» Your objective
Copy out all of the data below with no alterations.

» Exercise input
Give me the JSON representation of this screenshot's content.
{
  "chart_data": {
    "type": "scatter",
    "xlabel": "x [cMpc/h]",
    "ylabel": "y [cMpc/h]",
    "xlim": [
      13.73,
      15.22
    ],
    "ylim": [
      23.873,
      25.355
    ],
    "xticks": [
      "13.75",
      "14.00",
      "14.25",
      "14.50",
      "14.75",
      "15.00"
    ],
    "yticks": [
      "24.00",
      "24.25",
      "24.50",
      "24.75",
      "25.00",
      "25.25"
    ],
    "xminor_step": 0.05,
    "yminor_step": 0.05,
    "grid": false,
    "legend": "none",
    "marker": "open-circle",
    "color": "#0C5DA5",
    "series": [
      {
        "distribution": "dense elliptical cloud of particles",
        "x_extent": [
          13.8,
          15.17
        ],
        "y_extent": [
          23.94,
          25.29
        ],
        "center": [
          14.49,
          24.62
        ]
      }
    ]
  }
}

» Exercise solution
Give me the JSON representation of this screenshot's content.
{
  "chart_data": {
    "type": "scatter",
    "xlabel": "x [cMpc/h]",
    "ylabel": "y [cMpc/h]",
    "xlim": [
      13.73,
      15.22
    ],
    "ylim": [
      23.873,
      25.355
    ],
    "xticks": [
      "13.75",
      "14.00",
      "14.25",
      "14.50",
      "14.75",
      "15.00"
    ],
    "yticks": [
      "24.00",
      "24.25",
      "24.50",
      "24.75",
      "25.00",
      "25.25"
    ],
    "xminor_step": 0.05,
    "yminor_step": 0.05,
    "grid": false,
    "legend": "none",
    "marker": "open-circle",
    "color": "#0C5DA5",
    "series": [
      {
        "distribution": "dense elliptical cloud of particles",
        "x_extent": [
          13.8,
          15.17
        ],
        "y_extent": [
          23.94,
          25.29
        ],
        "center": [
          14.49,
          24.62
        ]
      }
    ]
  }
}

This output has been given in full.